## What to produce:
Check every line of the data below for the string "hint", and copy the ones that hold it.

Extracted records
— begin —

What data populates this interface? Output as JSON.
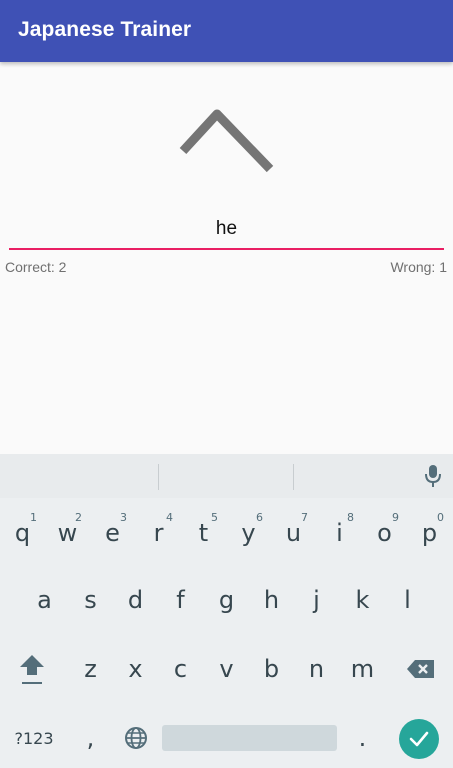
{
  "app": {
    "title": "Japanese Trainer"
  },
  "quiz": {
    "kana_icon": "hiragana-he-glyph",
    "answer_value": "he",
    "correct_label": "Correct: 2",
    "wrong_label": "Wrong: 1"
  },
  "colors": {
    "appbar": "#3f51b5",
    "accent_underline": "#e91e63",
    "enter_key": "#26a69a",
    "keyboard_bg": "#eceff1"
  },
  "keyboard": {
    "row1": [
      {
        "label": "q",
        "hint": "1"
      },
      {
        "label": "w",
        "hint": "2"
      },
      {
        "label": "e",
        "hint": "3"
      },
      {
        "label": "r",
        "hint": "4"
      },
      {
        "label": "t",
        "hint": "5"
      },
      {
        "label": "y",
        "hint": "6"
      },
      {
        "label": "u",
        "hint": "7"
      },
      {
        "label": "i",
        "hint": "8"
      },
      {
        "label": "o",
        "hint": "9"
      },
      {
        "label": "p",
        "hint": "0"
      }
    ],
    "row2": [
      "a",
      "s",
      "d",
      "f",
      "g",
      "h",
      "j",
      "k",
      "l"
    ],
    "row3": [
      "z",
      "x",
      "c",
      "v",
      "b",
      "n",
      "m"
    ],
    "symbols_label": "?123",
    "comma_label": ",",
    "period_label": ".",
    "icons": {
      "mic": "mic-icon",
      "shift": "shift-icon",
      "backspace": "backspace-icon",
      "globe": "globe-icon",
      "enter": "check-icon"
    }
  }
}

— end —

## Correct result:
        "hint": "1"
        "hint": "2"
        "hint": "3"
        "hint": "4"
        "hint": "5"
        "hint": "6"
        "hint": "7"
        "hint": "8"
        "hint": "9"
        "hint": "0"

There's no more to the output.